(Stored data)
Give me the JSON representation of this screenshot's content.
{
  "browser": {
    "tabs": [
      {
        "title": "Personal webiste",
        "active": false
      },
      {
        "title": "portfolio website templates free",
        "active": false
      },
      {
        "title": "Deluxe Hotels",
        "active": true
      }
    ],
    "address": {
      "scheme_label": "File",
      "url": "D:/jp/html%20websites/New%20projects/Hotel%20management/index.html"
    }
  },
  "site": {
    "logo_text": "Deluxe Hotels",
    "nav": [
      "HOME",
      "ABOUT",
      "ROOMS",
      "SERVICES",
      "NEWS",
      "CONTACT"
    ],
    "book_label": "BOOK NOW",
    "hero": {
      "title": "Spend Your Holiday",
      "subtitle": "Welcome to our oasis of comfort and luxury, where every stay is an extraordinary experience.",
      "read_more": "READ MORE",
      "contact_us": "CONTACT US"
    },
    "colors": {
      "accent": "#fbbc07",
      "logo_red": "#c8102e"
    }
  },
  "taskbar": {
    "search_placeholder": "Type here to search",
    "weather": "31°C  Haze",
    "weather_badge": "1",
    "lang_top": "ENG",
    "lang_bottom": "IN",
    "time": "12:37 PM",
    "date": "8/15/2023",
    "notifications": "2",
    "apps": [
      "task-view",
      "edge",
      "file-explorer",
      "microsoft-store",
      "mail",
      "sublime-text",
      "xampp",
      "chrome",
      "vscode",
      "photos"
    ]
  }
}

--

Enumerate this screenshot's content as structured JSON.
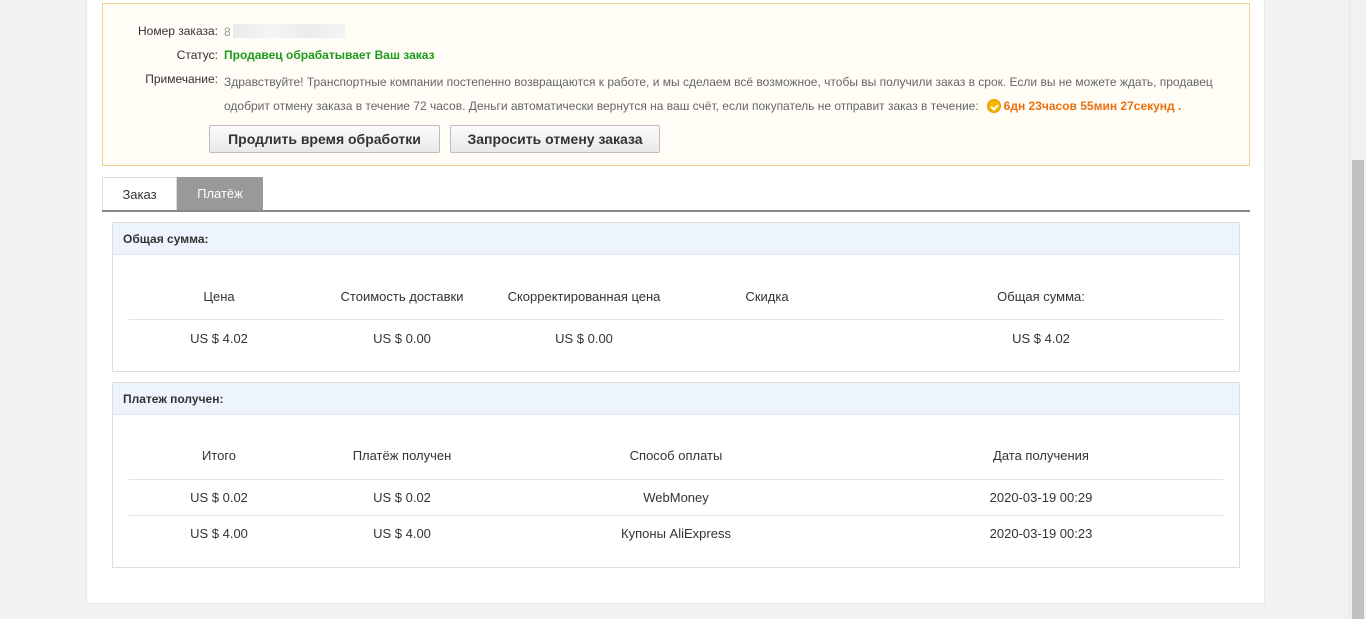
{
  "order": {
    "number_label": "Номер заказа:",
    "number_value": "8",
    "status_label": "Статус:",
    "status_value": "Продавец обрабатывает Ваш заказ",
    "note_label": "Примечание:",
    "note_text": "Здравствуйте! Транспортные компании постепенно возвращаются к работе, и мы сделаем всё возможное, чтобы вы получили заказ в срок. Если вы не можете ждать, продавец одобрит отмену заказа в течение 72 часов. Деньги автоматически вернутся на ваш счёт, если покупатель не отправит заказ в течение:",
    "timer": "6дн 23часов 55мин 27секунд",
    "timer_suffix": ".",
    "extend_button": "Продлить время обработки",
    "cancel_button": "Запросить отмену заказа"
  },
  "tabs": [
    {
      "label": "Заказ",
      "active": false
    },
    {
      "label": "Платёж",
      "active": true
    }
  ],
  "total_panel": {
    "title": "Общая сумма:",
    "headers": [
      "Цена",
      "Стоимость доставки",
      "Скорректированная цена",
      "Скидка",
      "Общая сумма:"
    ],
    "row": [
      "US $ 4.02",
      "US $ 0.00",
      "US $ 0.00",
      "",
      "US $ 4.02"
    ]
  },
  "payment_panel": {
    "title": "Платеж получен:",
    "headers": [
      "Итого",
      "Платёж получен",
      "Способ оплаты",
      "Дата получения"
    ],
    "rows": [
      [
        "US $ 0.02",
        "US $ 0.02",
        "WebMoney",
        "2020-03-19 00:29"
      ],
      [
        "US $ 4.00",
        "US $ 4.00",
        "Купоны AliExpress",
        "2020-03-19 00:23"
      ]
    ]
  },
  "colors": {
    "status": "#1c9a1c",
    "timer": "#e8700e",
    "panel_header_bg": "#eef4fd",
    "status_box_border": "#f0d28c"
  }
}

Request> Look through the entries above. Extract each line with the word "content".

Response to this task>
Give me the JSON representation of this screenshot's content.
Enumerate this screenshot's content as structured JSON.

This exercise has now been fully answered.